Written exercise:
What lines of the data include the string "this"? Copy them all.

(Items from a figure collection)
━━━━━━━━━━━━━━━━
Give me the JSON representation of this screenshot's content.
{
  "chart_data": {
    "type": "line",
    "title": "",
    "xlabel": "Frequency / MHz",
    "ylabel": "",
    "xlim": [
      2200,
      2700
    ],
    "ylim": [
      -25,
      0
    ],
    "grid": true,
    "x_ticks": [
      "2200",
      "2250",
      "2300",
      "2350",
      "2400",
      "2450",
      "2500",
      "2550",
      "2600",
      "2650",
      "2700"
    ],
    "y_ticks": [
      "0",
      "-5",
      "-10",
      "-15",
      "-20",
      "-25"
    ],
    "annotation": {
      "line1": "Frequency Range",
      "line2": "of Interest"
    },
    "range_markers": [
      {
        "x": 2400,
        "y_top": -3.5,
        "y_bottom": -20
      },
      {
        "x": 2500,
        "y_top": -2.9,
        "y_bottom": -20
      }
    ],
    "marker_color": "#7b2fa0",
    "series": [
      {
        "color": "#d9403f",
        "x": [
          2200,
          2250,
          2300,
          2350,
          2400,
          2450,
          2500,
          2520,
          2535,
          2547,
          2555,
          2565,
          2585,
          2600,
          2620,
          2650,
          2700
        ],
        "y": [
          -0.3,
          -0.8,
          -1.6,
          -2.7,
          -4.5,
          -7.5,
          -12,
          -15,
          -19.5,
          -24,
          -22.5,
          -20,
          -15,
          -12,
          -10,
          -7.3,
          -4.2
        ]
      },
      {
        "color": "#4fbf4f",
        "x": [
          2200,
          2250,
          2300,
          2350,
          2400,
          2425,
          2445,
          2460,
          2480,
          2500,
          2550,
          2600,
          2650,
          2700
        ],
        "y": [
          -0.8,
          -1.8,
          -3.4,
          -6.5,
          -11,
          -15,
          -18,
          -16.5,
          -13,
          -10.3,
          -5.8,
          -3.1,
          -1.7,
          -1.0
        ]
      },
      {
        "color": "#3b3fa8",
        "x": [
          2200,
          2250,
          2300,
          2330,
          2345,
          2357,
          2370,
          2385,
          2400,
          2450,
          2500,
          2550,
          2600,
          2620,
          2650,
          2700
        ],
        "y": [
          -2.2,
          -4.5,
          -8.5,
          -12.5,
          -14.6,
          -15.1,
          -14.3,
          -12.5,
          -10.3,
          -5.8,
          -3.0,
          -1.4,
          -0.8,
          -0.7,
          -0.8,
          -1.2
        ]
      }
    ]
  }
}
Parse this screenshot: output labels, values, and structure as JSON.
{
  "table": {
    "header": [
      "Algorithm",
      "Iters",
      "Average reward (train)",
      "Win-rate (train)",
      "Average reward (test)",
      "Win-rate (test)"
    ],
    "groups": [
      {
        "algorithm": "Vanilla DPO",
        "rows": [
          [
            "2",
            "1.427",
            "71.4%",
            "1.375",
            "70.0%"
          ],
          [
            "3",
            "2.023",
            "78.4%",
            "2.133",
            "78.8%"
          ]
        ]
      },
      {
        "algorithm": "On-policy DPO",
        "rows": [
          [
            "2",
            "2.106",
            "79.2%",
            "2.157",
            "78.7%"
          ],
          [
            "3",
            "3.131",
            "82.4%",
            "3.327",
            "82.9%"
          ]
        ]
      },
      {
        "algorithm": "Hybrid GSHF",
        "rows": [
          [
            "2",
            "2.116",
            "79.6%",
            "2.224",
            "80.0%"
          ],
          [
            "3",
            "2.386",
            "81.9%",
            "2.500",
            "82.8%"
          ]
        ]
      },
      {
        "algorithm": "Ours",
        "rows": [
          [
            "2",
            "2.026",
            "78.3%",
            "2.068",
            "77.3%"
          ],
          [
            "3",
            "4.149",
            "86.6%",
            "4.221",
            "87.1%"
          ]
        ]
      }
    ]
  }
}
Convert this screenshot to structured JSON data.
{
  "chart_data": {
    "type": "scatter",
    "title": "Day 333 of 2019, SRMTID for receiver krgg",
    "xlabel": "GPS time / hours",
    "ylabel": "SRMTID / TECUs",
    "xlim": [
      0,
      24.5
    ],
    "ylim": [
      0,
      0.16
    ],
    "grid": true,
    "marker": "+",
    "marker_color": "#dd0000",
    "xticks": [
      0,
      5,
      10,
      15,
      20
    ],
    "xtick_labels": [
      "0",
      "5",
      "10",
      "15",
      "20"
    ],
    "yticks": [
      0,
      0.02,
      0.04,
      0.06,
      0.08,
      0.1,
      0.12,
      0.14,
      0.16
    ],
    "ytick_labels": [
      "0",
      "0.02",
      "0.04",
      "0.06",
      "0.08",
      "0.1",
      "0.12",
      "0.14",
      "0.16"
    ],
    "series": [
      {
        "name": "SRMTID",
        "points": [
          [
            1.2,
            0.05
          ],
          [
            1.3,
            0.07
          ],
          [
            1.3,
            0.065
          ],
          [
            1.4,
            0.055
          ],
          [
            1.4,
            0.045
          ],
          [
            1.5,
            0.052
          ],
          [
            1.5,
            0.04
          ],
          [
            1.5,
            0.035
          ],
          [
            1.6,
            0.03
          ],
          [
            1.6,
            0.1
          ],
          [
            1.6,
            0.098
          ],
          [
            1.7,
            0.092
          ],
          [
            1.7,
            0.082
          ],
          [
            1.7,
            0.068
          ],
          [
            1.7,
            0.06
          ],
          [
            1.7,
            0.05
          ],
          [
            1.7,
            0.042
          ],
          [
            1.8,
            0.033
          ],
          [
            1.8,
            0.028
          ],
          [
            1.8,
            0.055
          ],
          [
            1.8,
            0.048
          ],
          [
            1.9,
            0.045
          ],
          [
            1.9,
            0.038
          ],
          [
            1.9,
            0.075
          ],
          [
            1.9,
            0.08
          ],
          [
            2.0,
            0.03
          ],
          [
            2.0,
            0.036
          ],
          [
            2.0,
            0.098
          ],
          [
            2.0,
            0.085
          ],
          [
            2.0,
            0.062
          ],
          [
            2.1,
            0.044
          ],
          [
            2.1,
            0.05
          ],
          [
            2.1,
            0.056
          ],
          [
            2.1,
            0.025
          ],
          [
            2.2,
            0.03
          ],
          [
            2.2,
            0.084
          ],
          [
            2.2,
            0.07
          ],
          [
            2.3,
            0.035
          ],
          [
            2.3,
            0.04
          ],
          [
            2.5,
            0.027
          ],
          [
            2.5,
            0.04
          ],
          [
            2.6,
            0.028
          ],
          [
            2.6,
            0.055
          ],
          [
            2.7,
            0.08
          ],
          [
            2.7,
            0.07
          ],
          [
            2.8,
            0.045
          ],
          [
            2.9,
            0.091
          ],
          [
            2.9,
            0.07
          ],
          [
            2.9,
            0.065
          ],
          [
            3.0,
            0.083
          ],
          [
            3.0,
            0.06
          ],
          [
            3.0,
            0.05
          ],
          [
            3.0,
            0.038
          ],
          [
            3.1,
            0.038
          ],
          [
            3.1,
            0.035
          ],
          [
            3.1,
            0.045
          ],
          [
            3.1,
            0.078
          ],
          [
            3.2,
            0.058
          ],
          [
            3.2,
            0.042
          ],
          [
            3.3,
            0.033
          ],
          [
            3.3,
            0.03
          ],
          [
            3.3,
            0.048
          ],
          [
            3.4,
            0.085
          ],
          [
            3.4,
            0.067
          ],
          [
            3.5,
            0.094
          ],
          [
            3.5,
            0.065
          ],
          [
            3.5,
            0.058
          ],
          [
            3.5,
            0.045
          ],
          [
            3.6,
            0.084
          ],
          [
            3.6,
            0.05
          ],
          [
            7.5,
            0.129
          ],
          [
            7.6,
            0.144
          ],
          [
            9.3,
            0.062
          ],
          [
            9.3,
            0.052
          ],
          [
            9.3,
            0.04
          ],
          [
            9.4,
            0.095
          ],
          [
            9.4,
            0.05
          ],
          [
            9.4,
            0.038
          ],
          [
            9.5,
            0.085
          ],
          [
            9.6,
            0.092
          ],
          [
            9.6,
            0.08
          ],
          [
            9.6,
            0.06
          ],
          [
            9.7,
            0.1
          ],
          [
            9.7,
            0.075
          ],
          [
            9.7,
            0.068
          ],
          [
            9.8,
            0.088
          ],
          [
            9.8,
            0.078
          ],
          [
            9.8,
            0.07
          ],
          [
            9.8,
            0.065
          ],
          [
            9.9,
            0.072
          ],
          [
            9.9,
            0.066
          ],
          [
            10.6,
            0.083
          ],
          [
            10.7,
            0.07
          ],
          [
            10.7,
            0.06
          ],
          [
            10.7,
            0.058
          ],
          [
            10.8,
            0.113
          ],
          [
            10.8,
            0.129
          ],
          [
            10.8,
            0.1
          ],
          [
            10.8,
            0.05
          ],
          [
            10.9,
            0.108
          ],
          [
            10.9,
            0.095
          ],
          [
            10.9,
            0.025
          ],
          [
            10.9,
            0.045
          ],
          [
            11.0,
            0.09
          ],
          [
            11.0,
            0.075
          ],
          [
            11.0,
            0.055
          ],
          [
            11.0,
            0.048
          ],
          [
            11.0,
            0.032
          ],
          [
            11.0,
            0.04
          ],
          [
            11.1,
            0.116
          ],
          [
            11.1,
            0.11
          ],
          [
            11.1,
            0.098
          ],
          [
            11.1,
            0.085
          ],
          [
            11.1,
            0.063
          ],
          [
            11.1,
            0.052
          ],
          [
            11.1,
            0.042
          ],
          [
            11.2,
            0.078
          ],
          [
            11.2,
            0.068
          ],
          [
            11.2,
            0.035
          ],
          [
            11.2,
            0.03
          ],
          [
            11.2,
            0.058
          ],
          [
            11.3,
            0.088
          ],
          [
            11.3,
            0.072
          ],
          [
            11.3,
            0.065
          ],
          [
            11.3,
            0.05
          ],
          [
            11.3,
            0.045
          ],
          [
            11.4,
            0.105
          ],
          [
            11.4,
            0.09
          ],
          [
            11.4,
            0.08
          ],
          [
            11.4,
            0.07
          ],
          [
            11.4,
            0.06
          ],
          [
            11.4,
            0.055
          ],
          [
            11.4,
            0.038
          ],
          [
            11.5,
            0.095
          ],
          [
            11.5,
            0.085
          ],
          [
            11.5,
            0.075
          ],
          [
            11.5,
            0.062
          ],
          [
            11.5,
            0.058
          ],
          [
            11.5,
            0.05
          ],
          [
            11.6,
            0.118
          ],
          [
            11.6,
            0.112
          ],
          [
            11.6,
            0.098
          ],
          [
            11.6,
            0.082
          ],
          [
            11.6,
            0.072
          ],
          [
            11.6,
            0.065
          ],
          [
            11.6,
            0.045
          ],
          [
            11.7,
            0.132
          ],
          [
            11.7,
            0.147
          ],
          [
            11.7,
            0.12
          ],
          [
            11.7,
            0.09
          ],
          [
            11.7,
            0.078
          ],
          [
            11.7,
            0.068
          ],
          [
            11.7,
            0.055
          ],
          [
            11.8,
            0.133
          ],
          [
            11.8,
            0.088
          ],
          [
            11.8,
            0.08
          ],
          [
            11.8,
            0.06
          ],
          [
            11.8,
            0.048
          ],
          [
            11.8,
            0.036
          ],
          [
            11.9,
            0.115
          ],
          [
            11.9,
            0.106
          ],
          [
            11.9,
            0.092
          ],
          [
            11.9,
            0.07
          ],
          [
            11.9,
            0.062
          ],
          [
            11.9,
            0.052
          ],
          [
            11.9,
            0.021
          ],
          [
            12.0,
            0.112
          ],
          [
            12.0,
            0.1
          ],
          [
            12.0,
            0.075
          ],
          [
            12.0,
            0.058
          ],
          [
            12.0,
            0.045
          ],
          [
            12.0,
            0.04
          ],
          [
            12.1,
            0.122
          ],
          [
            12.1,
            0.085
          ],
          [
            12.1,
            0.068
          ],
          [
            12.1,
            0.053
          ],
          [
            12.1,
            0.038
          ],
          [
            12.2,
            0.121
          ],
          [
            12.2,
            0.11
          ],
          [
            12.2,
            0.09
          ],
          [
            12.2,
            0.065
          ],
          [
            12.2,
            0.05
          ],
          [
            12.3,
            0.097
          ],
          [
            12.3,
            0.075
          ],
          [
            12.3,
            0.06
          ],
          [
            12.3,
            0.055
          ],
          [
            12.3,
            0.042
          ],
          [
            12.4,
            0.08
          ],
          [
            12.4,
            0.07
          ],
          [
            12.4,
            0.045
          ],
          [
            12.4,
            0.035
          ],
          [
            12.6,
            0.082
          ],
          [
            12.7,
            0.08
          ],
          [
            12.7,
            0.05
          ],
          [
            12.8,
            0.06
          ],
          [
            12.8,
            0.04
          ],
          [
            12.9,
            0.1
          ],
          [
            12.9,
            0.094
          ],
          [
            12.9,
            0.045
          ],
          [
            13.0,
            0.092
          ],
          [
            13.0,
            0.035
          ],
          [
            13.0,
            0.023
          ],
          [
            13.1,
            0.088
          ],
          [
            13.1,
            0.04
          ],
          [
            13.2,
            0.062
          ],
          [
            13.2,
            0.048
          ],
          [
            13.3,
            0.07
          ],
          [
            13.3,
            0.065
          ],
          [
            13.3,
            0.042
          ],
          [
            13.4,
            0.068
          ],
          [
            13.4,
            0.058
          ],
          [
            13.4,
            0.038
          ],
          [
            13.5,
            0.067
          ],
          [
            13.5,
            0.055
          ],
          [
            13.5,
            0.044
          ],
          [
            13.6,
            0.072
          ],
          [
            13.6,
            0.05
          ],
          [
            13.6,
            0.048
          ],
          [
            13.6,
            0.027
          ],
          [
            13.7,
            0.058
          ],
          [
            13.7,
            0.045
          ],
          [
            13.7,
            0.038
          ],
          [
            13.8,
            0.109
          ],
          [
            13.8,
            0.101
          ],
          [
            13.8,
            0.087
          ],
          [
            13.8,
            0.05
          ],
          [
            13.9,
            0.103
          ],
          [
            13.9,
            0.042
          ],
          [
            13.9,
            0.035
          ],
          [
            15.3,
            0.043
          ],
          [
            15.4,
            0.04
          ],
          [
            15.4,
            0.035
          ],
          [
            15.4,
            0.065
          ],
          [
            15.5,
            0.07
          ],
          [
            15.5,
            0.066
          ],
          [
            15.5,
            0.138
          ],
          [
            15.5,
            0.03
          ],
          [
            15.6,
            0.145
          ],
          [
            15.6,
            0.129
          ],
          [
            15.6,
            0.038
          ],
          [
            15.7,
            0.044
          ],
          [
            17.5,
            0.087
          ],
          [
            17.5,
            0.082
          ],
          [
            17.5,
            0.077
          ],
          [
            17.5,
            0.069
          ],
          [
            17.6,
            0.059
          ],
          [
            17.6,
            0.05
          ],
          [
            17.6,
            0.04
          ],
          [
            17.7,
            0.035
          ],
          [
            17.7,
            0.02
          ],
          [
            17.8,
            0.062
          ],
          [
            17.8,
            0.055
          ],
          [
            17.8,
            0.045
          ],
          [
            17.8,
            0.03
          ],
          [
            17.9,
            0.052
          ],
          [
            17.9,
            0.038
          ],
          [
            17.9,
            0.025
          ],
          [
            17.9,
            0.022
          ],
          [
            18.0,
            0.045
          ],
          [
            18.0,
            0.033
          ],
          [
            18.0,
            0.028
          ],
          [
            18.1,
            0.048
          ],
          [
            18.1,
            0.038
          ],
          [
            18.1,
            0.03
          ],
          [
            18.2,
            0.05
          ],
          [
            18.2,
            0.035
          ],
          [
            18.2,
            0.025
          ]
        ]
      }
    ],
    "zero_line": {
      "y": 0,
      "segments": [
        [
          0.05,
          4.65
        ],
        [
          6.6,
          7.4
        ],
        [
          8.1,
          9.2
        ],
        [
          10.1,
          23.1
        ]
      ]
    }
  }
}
━━━━━━━━━━━━━━━━
Output below:
Give me the JSON representation of this screenshot's content.
Parse this screenshot: output labels, values, and structure as JSON.
Convert this screenshot to structured JSON data.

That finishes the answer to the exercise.